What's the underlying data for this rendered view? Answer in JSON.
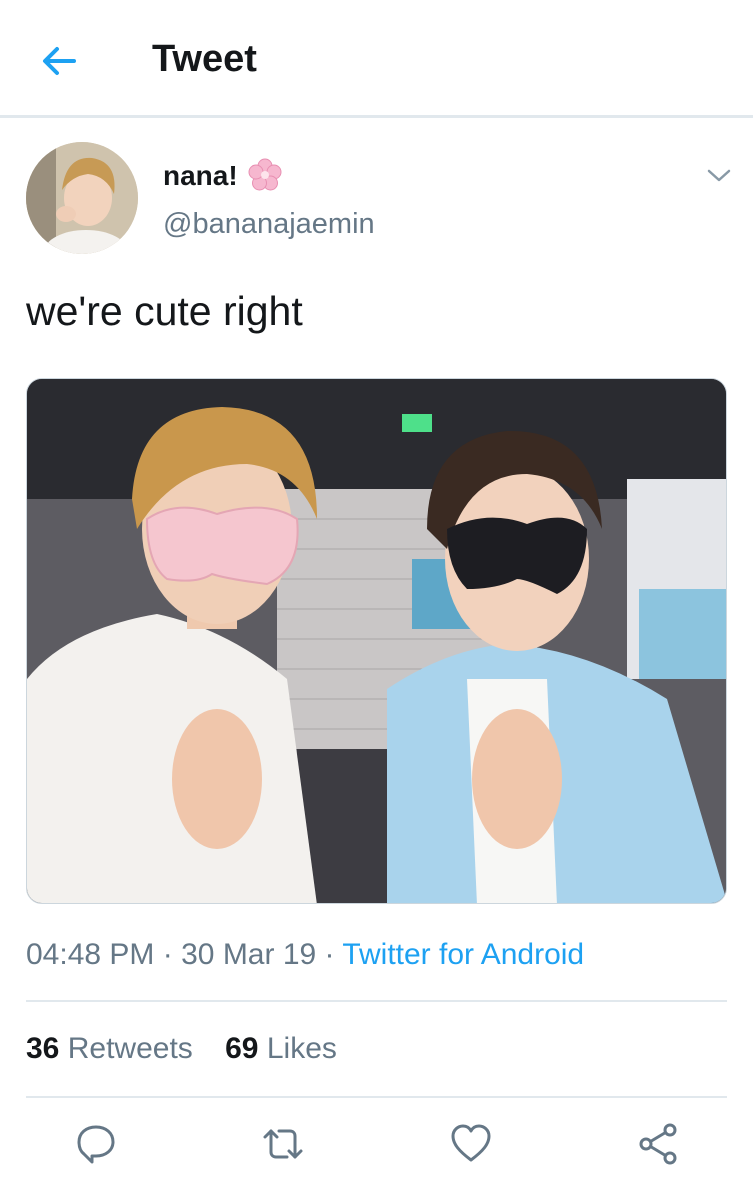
{
  "header": {
    "title": "Tweet"
  },
  "tweet": {
    "author": {
      "display_name": "nana!",
      "handle": "@bananajaemin"
    },
    "text": "we're cute right",
    "time": "04:48 PM",
    "separator": "·",
    "date": "30 Mar 19",
    "source": "Twitter for Android",
    "stats": {
      "retweets_count": "36",
      "retweets_label": "Retweets",
      "likes_count": "69",
      "likes_label": "Likes"
    }
  },
  "colors": {
    "accent": "#1da1f2",
    "text": "#14171a",
    "muted": "#657786",
    "divider": "#e1e8ed"
  },
  "icons": [
    "back-arrow-icon",
    "flower-icon",
    "chevron-down-icon",
    "reply-icon",
    "retweet-icon",
    "like-icon",
    "share-icon"
  ]
}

-*-

__Exercise requirements__.
The records above must be printed exactly; the pictures stay out.

__Full solution__.
What's the underlying data for this rendered view? Answer in JSON.
{
  "header": {
    "title": "Tweet"
  },
  "tweet": {
    "author": {
      "display_name": "nana!",
      "handle": "@bananajaemin"
    },
    "text": "we're cute right",
    "time": "04:48 PM",
    "separator": "·",
    "date": "30 Mar 19",
    "source": "Twitter for Android",
    "stats": {
      "retweets_count": "36",
      "retweets_label": "Retweets",
      "likes_count": "69",
      "likes_label": "Likes"
    }
  },
  "colors": {
    "accent": "#1da1f2",
    "text": "#14171a",
    "muted": "#657786",
    "divider": "#e1e8ed"
  },
  "icons": [
    "back-arrow-icon",
    "flower-icon",
    "chevron-down-icon",
    "reply-icon",
    "retweet-icon",
    "like-icon",
    "share-icon"
  ]
}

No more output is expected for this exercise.